= Tasks =
A - Answer these about the passage on feminists and the Lewinsky affair, one answer per line:
(i) Who was defended by women's rights advocates after accusing Clarence Thomas of sexual harassment?
(ii) What did Andrea Dworkin suggest that Hillary and Al Gore should do?
(iii) What book by Betty Friedan does the passage name?
B - Return the portion of the passage on feminists and the Lewinsky affair from "On the other" to "in his policies.", unchanged.

The Lewinsky affair, with the Paula Jones case, has reopened the question of whether partisan politics has clouded the judgements of women's organisations.

Jones's lawyers have accused women's rights advocates of hypocrisy for not joining their client's cause, though they quickly jumped to the rescue of Anita Hill after she publicly accused the then-Supreme Court nominee Clarence Thomas, a conservative, of sexual harassment.

On the other hand some feminists have argued that their reticence is nothing to do with Democrat bias; rather that at the moment the Lewinsky case is nothing more than allegation and counter-allegation and that the benefit of the doubt should go to a president who has proved himself pro- women in his policies.

The National Organisation of Women, one of America's most powerful groups, has felt the need to defend itself: "Our positions on cases involving allegations of sexual harassment against top public officials are not based on partisan politics," it announced on its web pages. "Feminist principles trump practical politics, and we have not pulled any punches - not even against our erstwhile allies. We protested at the White House when President Clinton said he would sign the welfare repeal bill, warning that many of our activists would not work on his re-election if he did."

Not everyone agrees with them. Andrea Dworkin, one of America's most radical and controversial feminists, fired the opening salvo when she suggested that Hillary shoot Bill and Al Gore pardon her: "Au revoir Slick Willy," she wrote. "I don't want him as my president. I think he's toast." Dworkin feels many feminists are disappointed in Clinton privately but are reluctant to say so publicly because of their Democrat support.

Erica Jong disagrees. "What we are seeing is a press frenzy, people writing a lot of opinion pieces with little or almost no facts in them," says the author of Fear of Flying and Fear of Fifty. "Ironically, I think that the American people are far less interested in Clinton's peccadilloes than the press. We've accepted the fact that Clinton, as many presidents have been, is extremely promiscuous. It's not the first time it's happened. It's as if the president has become the national jester, a national side show."

Jong is not alone in feeling this way. Betty Friedan, author of The Feminine Mystique wrote last week that she was "outraged" that Clinton might be brought down by such allegations. "It is no consequence to me what Clinton does in his private life ... All that is important is his public policy."

= Available data =
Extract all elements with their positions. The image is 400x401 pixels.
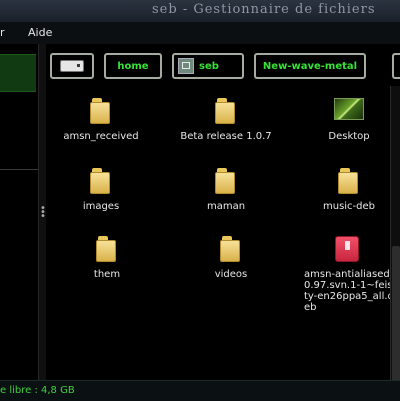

= Written responses =
A -
(i) Anita Hill
(ii) Hillary should shoot Bill, and Al Gore should pardon her.
(iii) The Feminine Mystique

B -
On the other hand some feminists have argued that their reticence is nothing to do with Democrat bias; rather that at the moment the Lewinsky case is nothing more than allegation and counter-allegation and that the benefit of the doubt should go to a president who has proved himself pro- women in his policies.